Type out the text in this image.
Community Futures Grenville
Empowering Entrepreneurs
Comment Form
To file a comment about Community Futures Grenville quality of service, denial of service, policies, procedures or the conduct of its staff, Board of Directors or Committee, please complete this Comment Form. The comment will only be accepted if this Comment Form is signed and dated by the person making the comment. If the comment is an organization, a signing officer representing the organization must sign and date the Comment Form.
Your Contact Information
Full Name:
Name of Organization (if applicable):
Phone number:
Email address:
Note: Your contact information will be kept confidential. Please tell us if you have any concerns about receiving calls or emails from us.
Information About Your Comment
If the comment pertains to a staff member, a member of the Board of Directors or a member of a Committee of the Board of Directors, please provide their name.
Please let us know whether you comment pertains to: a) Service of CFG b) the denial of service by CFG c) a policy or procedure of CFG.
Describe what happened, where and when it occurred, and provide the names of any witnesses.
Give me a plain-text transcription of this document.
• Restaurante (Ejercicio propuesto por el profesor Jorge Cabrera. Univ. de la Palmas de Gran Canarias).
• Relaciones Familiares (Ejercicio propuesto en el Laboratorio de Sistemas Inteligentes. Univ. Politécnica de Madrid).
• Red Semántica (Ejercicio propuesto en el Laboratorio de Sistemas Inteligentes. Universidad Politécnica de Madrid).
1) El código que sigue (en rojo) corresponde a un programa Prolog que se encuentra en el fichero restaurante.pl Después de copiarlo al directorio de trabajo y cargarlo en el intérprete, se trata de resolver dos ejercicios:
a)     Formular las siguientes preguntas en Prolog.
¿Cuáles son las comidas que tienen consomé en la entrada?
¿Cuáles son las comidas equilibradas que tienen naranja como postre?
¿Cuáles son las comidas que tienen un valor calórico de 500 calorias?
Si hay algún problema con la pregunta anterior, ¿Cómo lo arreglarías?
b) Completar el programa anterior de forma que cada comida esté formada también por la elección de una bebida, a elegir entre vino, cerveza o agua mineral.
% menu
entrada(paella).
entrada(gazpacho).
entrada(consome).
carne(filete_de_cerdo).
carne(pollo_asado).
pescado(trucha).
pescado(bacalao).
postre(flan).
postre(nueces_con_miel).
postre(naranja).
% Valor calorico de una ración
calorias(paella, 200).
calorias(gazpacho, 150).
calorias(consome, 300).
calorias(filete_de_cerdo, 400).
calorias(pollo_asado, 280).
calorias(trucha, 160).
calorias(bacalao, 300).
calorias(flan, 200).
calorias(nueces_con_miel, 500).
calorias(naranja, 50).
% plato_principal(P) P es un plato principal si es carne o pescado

Exercise brief: Say how many lines contain "Madrid", and give nothing but that number.

Solution to this problem: 2